# Records for this exercise:

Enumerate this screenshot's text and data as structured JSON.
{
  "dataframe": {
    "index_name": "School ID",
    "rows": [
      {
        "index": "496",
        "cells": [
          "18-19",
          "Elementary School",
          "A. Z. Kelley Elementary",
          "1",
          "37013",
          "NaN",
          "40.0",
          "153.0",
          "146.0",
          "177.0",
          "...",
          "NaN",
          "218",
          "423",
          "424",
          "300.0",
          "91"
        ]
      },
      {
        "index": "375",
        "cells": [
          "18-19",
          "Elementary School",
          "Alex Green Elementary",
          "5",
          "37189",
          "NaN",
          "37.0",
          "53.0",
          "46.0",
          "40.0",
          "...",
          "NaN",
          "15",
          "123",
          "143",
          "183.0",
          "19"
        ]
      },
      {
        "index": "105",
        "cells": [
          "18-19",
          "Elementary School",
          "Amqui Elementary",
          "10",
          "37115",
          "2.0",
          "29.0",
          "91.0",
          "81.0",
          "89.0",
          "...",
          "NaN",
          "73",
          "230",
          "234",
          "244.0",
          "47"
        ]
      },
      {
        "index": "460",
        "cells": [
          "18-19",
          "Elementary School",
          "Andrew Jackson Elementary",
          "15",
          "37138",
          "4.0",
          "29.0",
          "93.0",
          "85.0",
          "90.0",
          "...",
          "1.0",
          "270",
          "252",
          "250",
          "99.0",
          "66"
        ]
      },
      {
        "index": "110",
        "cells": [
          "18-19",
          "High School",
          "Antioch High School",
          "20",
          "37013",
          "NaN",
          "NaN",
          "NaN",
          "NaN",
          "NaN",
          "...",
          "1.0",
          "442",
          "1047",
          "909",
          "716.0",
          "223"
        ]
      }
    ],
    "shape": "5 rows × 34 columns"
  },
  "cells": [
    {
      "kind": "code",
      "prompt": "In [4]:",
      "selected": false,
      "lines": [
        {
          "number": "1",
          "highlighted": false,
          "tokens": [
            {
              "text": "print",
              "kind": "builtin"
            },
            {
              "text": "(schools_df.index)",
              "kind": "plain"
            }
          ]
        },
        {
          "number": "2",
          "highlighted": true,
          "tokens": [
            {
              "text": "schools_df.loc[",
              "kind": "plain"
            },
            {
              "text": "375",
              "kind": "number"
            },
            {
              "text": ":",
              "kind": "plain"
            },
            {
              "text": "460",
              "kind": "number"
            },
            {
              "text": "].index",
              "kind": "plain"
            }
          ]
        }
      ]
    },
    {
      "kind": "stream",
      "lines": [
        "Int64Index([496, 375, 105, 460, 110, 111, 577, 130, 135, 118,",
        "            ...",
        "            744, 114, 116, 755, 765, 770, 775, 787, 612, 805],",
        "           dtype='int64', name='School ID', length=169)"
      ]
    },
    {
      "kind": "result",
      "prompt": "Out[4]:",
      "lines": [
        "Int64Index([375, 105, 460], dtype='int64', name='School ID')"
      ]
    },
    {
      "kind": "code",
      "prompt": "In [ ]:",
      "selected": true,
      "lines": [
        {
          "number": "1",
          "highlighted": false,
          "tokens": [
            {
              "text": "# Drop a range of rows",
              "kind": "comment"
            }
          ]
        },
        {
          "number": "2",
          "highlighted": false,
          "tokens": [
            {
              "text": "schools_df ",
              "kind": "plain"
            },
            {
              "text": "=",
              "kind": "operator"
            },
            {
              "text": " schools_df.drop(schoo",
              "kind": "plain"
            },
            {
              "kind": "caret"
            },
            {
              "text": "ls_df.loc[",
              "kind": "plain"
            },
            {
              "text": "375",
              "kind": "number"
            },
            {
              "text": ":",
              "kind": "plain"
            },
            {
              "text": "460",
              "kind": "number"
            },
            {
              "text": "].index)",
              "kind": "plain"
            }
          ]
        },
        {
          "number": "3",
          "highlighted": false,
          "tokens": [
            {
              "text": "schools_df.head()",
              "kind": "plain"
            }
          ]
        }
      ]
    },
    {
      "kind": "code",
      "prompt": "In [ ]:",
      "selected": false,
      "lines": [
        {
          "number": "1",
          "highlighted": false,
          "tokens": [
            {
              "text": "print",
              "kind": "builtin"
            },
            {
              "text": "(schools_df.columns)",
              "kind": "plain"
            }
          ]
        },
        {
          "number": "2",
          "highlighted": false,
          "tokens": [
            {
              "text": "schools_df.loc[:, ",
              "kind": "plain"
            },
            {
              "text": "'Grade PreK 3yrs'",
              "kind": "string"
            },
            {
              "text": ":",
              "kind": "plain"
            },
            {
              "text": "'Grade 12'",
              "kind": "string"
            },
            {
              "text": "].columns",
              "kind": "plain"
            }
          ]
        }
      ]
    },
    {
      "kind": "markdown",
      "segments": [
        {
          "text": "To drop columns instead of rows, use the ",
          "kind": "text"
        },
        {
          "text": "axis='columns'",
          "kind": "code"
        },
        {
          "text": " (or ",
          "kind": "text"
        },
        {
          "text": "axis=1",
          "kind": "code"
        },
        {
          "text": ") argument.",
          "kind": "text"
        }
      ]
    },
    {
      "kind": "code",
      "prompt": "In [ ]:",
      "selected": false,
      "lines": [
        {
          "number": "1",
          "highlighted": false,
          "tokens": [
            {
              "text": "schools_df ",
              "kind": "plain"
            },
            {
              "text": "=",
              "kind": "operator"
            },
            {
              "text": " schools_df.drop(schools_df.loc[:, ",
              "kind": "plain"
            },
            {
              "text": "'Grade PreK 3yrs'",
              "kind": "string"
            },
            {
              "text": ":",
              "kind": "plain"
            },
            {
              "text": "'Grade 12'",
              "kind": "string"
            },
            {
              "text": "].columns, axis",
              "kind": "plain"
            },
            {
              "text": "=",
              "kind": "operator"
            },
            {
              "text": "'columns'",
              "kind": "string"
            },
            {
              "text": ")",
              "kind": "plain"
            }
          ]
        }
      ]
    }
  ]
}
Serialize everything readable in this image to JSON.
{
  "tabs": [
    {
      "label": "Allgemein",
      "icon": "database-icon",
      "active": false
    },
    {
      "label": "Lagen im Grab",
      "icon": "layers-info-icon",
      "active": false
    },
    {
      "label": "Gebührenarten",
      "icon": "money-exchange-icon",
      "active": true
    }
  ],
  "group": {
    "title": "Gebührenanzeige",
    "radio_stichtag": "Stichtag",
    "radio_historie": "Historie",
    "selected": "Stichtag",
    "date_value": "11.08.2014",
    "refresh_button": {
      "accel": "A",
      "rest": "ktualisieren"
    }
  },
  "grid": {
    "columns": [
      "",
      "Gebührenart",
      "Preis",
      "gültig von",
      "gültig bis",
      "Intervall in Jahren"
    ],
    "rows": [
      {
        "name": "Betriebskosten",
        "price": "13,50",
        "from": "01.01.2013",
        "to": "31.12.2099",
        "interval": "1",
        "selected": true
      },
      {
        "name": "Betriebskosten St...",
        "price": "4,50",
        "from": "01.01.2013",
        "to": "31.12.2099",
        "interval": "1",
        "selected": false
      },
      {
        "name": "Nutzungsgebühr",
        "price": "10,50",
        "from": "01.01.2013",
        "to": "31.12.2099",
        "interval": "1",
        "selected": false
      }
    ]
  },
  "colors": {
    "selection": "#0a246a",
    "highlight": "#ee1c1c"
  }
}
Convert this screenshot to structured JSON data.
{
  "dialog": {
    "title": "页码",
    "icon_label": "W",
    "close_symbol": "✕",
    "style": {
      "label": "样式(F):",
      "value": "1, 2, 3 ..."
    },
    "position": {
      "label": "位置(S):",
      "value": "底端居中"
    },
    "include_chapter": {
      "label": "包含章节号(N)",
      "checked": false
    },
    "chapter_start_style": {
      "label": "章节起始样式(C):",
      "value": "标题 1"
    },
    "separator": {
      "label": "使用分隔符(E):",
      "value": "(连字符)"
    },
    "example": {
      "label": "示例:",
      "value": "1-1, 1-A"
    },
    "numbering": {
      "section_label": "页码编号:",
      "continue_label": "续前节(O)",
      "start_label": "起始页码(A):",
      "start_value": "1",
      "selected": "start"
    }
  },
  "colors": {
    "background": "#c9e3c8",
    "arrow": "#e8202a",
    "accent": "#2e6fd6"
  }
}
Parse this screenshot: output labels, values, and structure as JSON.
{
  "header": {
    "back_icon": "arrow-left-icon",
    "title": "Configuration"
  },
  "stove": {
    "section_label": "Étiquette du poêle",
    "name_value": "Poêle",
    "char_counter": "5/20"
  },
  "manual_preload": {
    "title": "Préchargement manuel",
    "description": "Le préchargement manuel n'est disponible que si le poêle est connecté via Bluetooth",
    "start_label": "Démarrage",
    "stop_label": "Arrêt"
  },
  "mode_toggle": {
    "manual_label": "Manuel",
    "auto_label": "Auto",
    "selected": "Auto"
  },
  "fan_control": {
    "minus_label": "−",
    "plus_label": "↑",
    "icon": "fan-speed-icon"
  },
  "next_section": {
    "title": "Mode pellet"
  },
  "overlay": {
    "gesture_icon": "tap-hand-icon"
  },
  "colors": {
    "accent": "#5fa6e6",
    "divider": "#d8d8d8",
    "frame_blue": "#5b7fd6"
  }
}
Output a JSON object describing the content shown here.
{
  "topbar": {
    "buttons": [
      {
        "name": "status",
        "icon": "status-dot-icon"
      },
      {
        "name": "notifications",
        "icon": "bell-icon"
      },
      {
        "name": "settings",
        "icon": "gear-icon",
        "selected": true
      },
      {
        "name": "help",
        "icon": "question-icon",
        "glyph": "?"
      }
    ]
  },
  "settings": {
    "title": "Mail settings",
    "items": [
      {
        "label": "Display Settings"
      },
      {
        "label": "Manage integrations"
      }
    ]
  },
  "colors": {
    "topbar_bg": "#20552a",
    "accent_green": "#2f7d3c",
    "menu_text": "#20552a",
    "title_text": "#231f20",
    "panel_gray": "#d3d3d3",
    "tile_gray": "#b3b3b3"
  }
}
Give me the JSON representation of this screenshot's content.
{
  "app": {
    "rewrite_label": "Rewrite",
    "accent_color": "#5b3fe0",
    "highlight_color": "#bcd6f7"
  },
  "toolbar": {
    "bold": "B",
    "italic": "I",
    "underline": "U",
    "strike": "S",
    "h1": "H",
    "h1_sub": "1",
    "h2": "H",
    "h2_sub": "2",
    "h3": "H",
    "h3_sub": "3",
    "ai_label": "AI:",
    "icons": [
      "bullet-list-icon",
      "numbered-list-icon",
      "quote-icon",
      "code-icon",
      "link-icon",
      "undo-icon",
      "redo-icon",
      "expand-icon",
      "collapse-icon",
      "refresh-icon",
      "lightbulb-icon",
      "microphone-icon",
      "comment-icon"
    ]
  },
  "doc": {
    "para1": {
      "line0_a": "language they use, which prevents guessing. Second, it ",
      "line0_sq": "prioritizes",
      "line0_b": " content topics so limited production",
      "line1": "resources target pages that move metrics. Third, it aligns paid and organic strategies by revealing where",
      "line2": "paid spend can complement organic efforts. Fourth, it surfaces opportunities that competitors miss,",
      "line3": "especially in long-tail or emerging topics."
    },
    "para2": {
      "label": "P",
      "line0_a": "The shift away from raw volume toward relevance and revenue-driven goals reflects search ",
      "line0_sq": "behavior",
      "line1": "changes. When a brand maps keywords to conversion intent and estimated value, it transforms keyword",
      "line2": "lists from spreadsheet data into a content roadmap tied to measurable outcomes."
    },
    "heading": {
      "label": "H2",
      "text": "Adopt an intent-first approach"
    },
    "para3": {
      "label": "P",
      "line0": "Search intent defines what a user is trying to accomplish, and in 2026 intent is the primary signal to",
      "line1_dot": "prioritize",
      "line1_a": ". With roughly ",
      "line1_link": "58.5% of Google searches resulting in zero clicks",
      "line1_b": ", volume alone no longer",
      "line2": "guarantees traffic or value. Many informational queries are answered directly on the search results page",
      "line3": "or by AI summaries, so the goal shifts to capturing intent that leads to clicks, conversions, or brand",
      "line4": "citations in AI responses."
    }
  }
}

# Description of the task:
Return every line in the listing that contains the word "volume".

# Worked answer:
      "line0_a": "The shift away from raw volume toward relevance and revenue-driven goals reflects search ",
      "line1_b": ", volume alone no longer",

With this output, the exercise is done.